* begin Exercise materials *

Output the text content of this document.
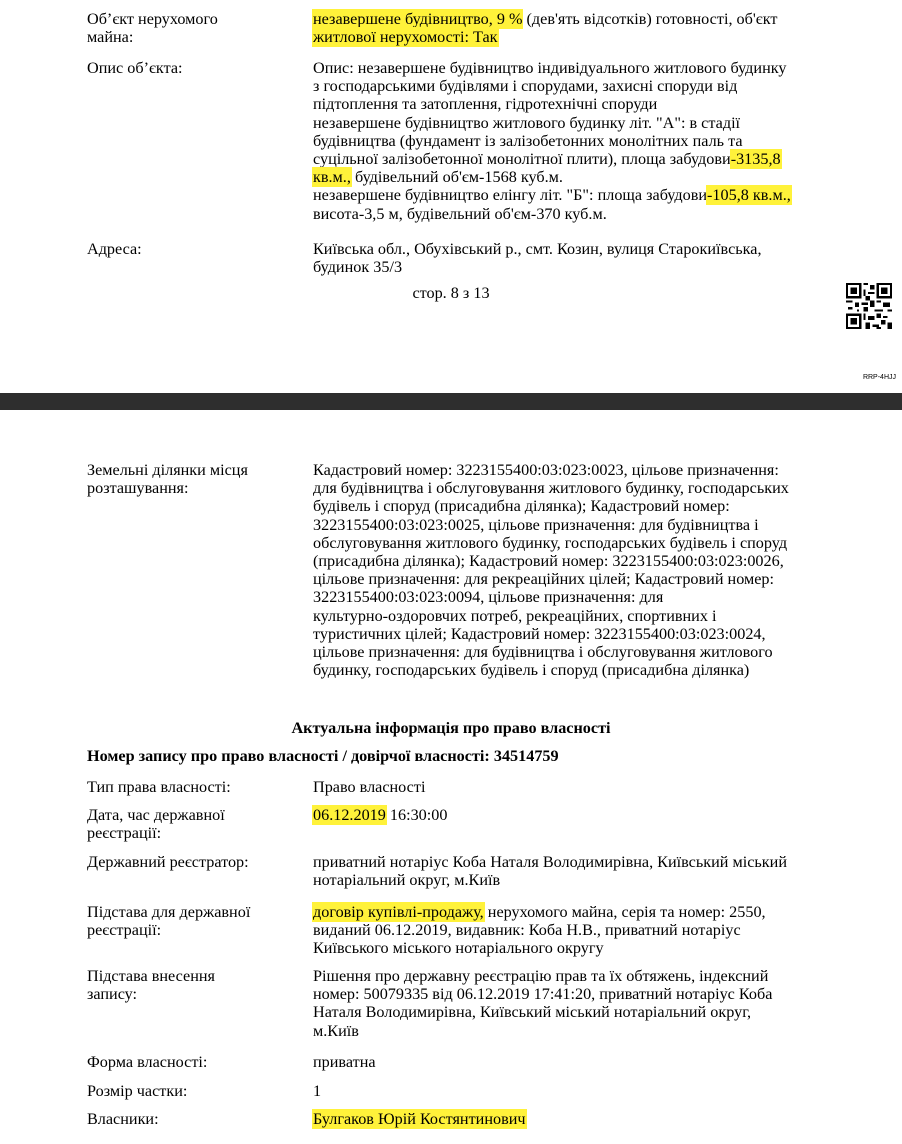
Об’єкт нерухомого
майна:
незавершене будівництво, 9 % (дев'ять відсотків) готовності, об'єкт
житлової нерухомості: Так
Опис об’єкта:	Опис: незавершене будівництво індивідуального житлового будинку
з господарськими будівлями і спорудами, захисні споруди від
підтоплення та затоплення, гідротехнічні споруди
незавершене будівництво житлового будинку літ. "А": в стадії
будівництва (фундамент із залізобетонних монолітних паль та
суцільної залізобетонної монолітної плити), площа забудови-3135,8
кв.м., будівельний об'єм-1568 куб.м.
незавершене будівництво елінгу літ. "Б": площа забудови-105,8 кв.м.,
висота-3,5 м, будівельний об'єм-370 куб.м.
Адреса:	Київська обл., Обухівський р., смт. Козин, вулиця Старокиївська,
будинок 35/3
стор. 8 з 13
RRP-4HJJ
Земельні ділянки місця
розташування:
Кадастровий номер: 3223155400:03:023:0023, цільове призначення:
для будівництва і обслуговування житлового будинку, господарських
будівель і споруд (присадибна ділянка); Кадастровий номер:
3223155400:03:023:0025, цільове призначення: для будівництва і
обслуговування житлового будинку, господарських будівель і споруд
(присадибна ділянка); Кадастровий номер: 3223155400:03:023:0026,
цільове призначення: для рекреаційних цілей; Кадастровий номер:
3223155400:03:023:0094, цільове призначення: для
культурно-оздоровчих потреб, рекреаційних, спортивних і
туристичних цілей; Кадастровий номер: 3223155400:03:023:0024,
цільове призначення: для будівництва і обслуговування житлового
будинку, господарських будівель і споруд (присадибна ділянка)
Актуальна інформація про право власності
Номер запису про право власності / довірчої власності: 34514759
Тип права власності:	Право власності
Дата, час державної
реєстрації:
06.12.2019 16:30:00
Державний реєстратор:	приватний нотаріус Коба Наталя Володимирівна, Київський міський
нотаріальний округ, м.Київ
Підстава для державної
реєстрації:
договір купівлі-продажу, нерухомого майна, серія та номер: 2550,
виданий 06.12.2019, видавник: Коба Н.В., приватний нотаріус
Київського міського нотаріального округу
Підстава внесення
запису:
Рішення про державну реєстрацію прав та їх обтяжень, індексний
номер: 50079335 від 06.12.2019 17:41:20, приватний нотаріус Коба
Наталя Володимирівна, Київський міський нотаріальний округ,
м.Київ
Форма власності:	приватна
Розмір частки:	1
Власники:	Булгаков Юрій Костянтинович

* end Exercise materials *
* begin Exercise materials *

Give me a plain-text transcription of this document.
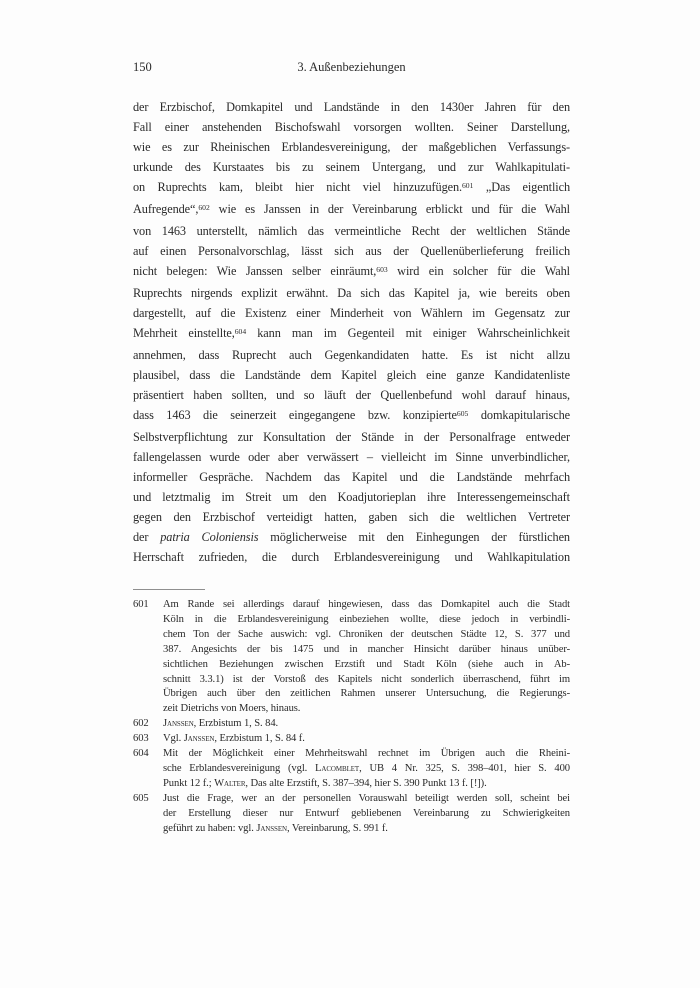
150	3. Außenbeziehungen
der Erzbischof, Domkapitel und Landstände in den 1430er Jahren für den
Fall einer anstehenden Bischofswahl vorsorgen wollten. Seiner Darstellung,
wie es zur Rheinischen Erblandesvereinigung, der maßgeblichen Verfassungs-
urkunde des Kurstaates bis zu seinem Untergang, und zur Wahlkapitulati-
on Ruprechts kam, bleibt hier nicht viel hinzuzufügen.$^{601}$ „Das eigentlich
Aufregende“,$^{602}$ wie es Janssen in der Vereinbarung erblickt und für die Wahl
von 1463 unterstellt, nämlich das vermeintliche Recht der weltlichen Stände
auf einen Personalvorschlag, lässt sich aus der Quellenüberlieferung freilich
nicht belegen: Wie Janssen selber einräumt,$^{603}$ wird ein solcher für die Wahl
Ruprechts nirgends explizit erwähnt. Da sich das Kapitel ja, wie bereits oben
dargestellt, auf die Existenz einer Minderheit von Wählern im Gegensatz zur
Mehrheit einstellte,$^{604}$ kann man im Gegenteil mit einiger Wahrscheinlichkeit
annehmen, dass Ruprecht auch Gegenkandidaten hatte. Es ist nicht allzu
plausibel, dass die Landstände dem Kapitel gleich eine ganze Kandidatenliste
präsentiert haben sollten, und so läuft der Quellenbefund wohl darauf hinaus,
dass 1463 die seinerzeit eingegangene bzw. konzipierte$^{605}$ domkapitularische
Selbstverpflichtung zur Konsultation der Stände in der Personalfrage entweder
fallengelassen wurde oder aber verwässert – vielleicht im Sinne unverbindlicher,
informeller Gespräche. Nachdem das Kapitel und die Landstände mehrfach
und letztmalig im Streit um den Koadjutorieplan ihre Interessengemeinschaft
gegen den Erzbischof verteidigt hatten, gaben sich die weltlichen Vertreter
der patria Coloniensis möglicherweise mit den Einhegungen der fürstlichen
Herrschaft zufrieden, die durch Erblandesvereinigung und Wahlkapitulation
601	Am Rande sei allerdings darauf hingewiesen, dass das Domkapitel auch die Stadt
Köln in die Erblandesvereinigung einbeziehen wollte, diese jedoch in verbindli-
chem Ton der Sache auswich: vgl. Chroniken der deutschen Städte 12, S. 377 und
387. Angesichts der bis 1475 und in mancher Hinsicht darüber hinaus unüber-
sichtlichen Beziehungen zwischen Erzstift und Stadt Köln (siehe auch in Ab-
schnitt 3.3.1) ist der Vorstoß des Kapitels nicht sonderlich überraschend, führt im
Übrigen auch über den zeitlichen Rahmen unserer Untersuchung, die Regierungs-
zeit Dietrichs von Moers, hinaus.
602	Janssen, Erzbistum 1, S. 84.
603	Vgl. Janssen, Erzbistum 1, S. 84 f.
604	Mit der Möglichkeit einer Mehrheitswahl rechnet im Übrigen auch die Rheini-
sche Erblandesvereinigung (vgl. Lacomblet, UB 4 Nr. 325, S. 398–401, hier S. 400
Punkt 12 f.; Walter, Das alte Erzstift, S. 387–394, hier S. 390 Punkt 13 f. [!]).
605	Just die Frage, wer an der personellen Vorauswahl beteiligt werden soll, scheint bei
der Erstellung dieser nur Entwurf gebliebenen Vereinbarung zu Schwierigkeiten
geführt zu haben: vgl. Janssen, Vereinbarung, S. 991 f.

* end Exercise materials *

**Objective:**
Reply with nothing except the number of lines in the listing above that include the string "нерухомого".

**Correct answer:**
2